=== Stored data entries ===
▶

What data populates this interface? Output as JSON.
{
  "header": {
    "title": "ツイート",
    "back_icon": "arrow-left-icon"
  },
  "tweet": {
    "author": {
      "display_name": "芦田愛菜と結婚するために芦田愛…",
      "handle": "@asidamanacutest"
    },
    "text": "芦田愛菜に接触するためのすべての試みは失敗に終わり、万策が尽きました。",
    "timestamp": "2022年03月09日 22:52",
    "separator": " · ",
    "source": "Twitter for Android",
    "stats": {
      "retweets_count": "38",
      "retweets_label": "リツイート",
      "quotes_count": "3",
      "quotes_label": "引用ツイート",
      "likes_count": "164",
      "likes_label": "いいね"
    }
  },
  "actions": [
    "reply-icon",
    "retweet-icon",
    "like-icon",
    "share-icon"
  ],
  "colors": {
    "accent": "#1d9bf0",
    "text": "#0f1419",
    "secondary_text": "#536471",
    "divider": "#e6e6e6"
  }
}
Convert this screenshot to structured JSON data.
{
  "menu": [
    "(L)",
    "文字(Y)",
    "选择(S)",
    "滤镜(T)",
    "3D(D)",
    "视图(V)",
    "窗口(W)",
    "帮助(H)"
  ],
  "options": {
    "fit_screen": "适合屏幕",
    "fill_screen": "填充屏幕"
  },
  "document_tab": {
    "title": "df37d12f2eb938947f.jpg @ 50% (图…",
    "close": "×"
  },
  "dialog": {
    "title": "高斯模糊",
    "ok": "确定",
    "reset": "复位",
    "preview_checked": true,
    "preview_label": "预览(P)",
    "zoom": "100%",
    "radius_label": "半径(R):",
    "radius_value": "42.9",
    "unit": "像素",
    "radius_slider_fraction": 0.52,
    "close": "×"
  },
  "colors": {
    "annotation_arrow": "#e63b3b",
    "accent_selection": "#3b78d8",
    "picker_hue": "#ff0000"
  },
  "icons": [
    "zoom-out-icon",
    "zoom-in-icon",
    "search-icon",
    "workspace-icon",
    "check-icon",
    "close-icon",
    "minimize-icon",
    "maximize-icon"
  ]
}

◀

=== What is expected ===
How many of the lines in the listing above hold the word "title"? Report only that figure.

=== Response ===
3